Of all the lines in the records, how many hold the word "name"? Answer with the number only.

MATERIAL FOR THE TASK:
──────────
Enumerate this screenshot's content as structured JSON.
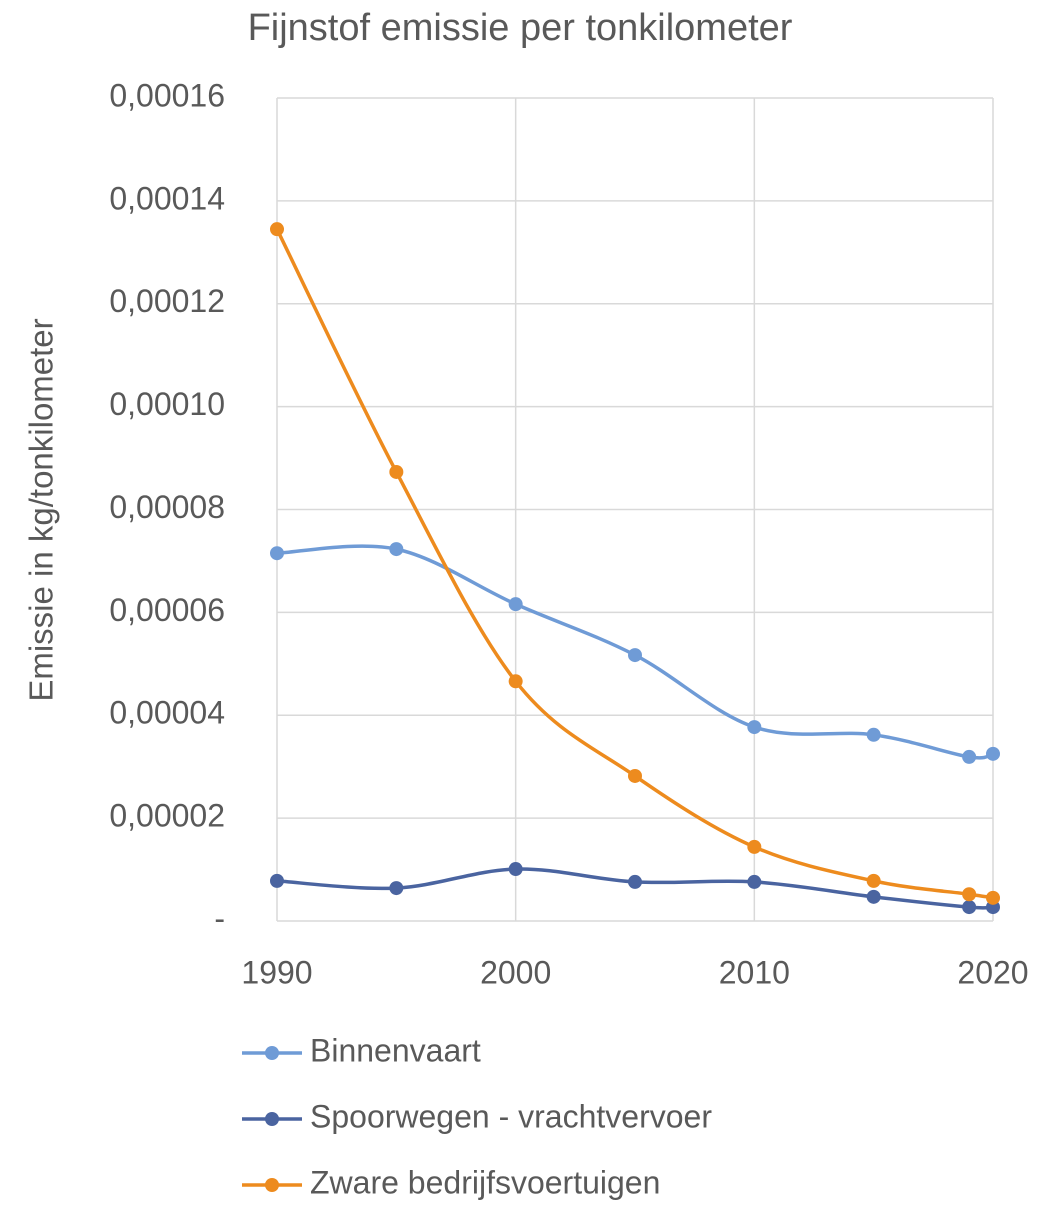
{
  "chart_data": {
    "type": "line",
    "title": "Fijnstof emissie per tonkilometer",
    "y_label": "Emissie in kg/tonkilometer",
    "x": [
      1990,
      1995,
      2000,
      2005,
      2010,
      2015,
      2019,
      2020
    ],
    "series": [
      {
        "name": "Binnenvaart",
        "color": "#6f9bd6",
        "values": [
          7.15e-05,
          7.23e-05,
          6.16e-05,
          5.17e-05,
          3.77e-05,
          3.62e-05,
          3.19e-05,
          3.25e-05
        ]
      },
      {
        "name": "Spoorwegen - vrachtvervoer",
        "color": "#4a64a0",
        "values": [
          7.8e-06,
          6.4e-06,
          1.01e-05,
          7.6e-06,
          7.6e-06,
          4.7e-06,
          2.7e-06,
          2.7e-06
        ]
      },
      {
        "name": "Zware bedrijfsvoertuigen",
        "color": "#ed8b1e",
        "values": [
          0.0001345,
          8.73e-05,
          4.66e-05,
          2.82e-05,
          1.44e-05,
          7.8e-06,
          5.2e-06,
          4.5e-06
        ]
      }
    ],
    "xlim": [
      1990,
      2020
    ],
    "xticks": [
      1990,
      2000,
      2010,
      2020
    ],
    "ylim": [
      0,
      0.00016
    ],
    "yticks": [
      {
        "value": 0,
        "label": "-"
      },
      {
        "value": 2e-05,
        "label": "0,00002"
      },
      {
        "value": 4e-05,
        "label": "0,00004"
      },
      {
        "value": 6e-05,
        "label": "0,00006"
      },
      {
        "value": 8e-05,
        "label": "0,00008"
      },
      {
        "value": 0.0001,
        "label": "0,00010"
      },
      {
        "value": 0.00012,
        "label": "0,00012"
      },
      {
        "value": 0.00014,
        "label": "0,00014"
      },
      {
        "value": 0.00016,
        "label": "0,00016"
      }
    ],
    "grid": true,
    "smooth": true,
    "legend": "bottom"
  }
}
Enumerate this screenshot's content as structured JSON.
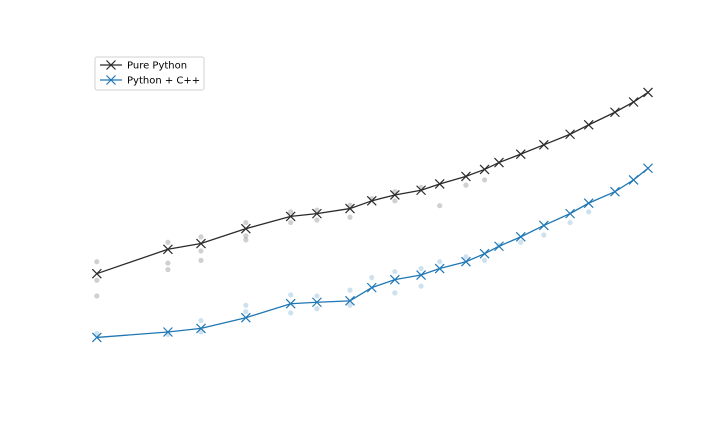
{
  "chart_data": {
    "type": "line",
    "title": "",
    "xlabel": "",
    "ylabel": "",
    "x_scale": "log",
    "y_scale": "log",
    "xlim": [
      0.9,
      5000
    ],
    "ylim": [
      5e-05,
      50
    ],
    "axes_visible": false,
    "grid": false,
    "legend_position": "top-left",
    "x": [
      1,
      3,
      5,
      10,
      20,
      30,
      50,
      70,
      100,
      150,
      200,
      300,
      400,
      500,
      700,
      1000,
      1500,
      2000,
      3000,
      4000,
      5000
    ],
    "series": [
      {
        "name": "Pure Python",
        "color": "#2b2b2b",
        "marker": "x",
        "values": [
          0.0055,
          0.015,
          0.019,
          0.035,
          0.058,
          0.065,
          0.08,
          0.11,
          0.14,
          0.17,
          0.22,
          0.3,
          0.4,
          0.53,
          0.75,
          1.1,
          1.7,
          2.5,
          4.2,
          6.4,
          9.5
        ],
        "scatter": [
          [
            1,
            0.009
          ],
          [
            1,
            0.0042
          ],
          [
            1,
            0.0022
          ],
          [
            3,
            0.02
          ],
          [
            3,
            0.0085
          ],
          [
            3,
            0.0065
          ],
          [
            5,
            0.025
          ],
          [
            5,
            0.014
          ],
          [
            5,
            0.0095
          ],
          [
            10,
            0.045
          ],
          [
            10,
            0.026
          ],
          [
            10,
            0.022
          ],
          [
            20,
            0.07
          ],
          [
            20,
            0.045
          ],
          [
            30,
            0.075
          ],
          [
            30,
            0.05
          ],
          [
            50,
            0.092
          ],
          [
            50,
            0.056
          ],
          [
            70,
            0.12
          ],
          [
            100,
            0.16
          ],
          [
            100,
            0.11
          ],
          [
            150,
            0.19
          ],
          [
            200,
            0.09
          ],
          [
            300,
            0.21
          ],
          [
            400,
            0.26
          ]
        ]
      },
      {
        "name": "Python + C++",
        "color": "#1f77b4",
        "marker": "x",
        "values": [
          0.0004,
          0.0005,
          0.00058,
          0.0009,
          0.0016,
          0.0017,
          0.0018,
          0.0031,
          0.0043,
          0.0052,
          0.0068,
          0.009,
          0.0125,
          0.017,
          0.025,
          0.04,
          0.065,
          0.1,
          0.16,
          0.26,
          0.42
        ],
        "scatter": [
          [
            1,
            0.00047
          ],
          [
            3,
            0.00045
          ],
          [
            5,
            0.0008
          ],
          [
            5,
            0.0005
          ],
          [
            10,
            0.0015
          ],
          [
            10,
            0.00115
          ],
          [
            20,
            0.0023
          ],
          [
            20,
            0.0011
          ],
          [
            30,
            0.0022
          ],
          [
            30,
            0.0013
          ],
          [
            50,
            0.0028
          ],
          [
            50,
            0.0015
          ],
          [
            70,
            0.0047
          ],
          [
            100,
            0.006
          ],
          [
            100,
            0.0025
          ],
          [
            150,
            0.0068
          ],
          [
            150,
            0.0033
          ],
          [
            200,
            0.009
          ],
          [
            300,
            0.011
          ],
          [
            400,
            0.0095
          ],
          [
            500,
            0.0175
          ],
          [
            700,
            0.02
          ],
          [
            1000,
            0.027
          ],
          [
            1500,
            0.045
          ],
          [
            2000,
            0.07
          ]
        ]
      }
    ]
  }
}
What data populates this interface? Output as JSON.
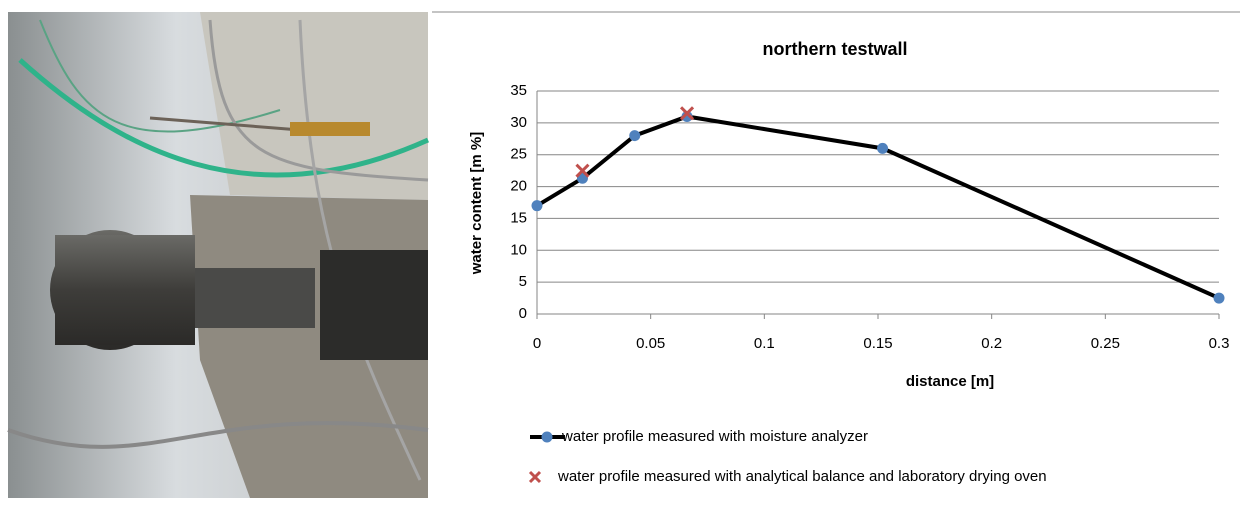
──────────
COMPLETE RESPONSE:
5